:: Supplied material

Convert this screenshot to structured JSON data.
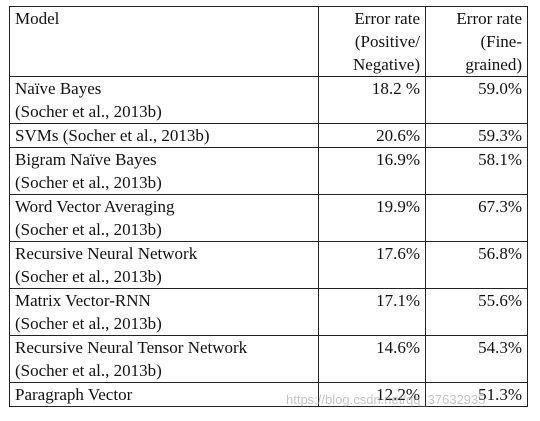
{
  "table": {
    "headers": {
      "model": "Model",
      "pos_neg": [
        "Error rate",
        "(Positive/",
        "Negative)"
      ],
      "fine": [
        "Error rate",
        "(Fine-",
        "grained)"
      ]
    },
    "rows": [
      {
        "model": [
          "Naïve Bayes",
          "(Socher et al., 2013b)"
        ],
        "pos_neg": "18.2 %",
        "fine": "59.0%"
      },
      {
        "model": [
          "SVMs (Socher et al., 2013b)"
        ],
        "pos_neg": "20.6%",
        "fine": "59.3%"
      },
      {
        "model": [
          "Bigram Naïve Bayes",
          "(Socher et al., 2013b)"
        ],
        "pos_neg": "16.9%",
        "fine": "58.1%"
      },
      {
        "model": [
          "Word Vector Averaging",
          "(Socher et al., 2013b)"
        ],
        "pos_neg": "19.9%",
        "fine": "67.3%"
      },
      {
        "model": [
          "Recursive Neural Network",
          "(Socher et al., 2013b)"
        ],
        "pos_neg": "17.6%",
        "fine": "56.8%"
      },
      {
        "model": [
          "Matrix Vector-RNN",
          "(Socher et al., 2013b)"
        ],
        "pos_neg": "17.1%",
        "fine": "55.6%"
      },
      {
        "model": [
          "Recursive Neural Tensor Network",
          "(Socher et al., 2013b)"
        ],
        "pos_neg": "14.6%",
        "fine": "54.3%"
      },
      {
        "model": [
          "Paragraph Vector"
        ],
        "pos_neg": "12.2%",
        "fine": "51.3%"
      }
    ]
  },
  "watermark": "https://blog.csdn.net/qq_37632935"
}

::::
:: Supplied material

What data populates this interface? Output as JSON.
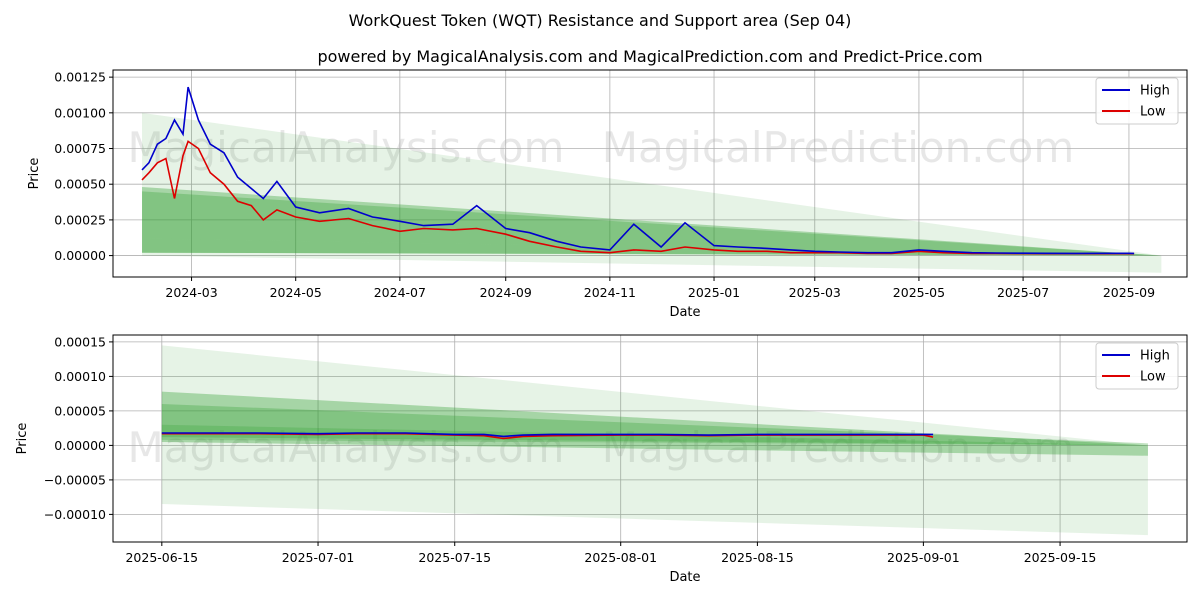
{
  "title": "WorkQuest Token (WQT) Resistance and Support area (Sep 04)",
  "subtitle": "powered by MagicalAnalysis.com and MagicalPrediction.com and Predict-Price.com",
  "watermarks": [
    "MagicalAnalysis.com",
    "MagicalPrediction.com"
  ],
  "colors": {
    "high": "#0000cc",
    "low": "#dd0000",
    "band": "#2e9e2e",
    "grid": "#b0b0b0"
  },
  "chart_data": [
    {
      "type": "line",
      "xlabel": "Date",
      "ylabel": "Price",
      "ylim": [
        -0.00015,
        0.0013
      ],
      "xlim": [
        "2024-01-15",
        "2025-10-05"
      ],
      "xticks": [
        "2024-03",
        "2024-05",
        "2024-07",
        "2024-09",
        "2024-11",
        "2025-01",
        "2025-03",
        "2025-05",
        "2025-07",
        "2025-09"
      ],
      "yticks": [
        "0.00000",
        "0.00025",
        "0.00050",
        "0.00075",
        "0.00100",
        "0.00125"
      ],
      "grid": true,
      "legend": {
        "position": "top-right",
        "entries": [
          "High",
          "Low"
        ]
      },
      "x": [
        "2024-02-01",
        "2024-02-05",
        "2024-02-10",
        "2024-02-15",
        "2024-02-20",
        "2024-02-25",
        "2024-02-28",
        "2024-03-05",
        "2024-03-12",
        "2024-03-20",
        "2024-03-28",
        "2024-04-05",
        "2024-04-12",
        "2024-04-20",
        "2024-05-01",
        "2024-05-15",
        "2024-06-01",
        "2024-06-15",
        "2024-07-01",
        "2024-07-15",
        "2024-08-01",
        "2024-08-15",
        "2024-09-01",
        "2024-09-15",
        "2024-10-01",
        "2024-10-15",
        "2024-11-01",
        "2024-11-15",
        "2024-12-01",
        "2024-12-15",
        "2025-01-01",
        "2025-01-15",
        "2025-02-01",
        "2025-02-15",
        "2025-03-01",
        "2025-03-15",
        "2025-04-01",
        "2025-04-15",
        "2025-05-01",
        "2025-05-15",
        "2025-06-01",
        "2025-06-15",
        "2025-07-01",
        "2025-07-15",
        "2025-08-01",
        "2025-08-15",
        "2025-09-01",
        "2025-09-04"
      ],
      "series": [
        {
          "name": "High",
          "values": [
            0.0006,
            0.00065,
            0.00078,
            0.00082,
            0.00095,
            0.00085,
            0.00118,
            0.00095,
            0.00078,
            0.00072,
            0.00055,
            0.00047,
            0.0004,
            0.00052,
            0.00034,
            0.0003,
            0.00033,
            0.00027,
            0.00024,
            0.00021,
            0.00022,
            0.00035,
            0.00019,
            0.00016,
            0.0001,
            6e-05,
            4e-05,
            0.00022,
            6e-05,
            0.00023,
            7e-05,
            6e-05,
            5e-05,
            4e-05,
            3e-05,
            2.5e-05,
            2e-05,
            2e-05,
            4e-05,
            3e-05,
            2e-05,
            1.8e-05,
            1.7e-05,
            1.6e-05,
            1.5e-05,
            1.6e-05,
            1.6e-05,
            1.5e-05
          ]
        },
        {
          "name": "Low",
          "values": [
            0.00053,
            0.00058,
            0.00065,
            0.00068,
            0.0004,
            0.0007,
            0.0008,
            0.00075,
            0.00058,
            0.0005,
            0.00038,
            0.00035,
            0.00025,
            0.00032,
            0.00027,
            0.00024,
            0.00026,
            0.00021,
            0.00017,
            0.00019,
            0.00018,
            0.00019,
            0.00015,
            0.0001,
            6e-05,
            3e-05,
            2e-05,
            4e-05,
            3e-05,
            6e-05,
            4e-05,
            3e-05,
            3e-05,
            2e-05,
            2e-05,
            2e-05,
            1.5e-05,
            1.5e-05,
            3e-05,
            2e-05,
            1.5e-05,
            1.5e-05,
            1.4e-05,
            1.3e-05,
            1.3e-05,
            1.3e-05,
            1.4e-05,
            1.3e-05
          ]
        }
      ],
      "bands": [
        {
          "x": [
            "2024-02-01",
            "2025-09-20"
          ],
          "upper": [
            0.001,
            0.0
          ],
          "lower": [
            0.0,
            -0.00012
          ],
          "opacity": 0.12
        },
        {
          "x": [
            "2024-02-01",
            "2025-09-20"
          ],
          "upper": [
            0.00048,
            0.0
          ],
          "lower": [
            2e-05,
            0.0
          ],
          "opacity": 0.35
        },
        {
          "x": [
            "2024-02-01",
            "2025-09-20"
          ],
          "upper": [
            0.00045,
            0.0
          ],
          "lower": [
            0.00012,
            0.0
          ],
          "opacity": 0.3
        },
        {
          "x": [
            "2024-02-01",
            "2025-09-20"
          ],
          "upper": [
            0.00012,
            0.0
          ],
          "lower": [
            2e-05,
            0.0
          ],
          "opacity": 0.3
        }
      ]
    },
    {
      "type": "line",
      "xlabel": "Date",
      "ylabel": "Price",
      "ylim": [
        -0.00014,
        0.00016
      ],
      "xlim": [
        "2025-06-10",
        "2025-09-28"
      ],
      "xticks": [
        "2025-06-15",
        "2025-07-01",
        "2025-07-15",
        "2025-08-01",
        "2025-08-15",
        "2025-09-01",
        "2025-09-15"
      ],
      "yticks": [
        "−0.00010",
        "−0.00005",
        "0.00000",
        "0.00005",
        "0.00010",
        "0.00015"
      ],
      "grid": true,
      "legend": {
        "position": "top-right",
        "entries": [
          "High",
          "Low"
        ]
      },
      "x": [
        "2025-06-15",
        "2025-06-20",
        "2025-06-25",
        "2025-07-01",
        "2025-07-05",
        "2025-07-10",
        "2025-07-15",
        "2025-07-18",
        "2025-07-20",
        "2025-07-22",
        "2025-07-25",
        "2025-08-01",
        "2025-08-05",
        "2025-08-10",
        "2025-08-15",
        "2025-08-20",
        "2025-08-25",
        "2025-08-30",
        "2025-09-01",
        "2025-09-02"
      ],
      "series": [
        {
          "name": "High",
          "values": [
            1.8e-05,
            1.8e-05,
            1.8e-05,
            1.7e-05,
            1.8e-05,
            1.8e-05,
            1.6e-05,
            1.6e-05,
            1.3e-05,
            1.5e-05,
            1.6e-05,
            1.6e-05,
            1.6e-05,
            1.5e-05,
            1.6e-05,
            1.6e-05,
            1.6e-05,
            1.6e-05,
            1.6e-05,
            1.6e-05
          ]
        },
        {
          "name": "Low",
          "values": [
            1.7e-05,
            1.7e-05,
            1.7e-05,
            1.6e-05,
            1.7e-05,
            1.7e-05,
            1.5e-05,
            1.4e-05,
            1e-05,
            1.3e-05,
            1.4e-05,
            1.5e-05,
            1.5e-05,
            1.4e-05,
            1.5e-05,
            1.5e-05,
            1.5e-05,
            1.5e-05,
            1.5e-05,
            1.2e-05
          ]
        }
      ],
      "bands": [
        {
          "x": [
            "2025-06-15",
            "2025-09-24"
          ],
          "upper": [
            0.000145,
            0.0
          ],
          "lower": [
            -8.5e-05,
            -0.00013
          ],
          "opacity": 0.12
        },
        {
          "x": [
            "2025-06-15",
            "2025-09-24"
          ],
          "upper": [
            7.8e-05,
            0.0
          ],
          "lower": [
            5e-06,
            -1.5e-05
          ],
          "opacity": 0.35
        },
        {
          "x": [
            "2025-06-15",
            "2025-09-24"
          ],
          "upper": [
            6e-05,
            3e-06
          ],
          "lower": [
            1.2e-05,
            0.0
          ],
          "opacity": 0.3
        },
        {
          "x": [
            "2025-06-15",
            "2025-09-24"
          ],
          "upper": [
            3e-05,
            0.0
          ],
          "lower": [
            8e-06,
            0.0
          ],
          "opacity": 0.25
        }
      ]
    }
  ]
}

::::

What the exercise asks |
Across the records, how many lines contain "JSON"? Only the number should be given.

Correct answer |
2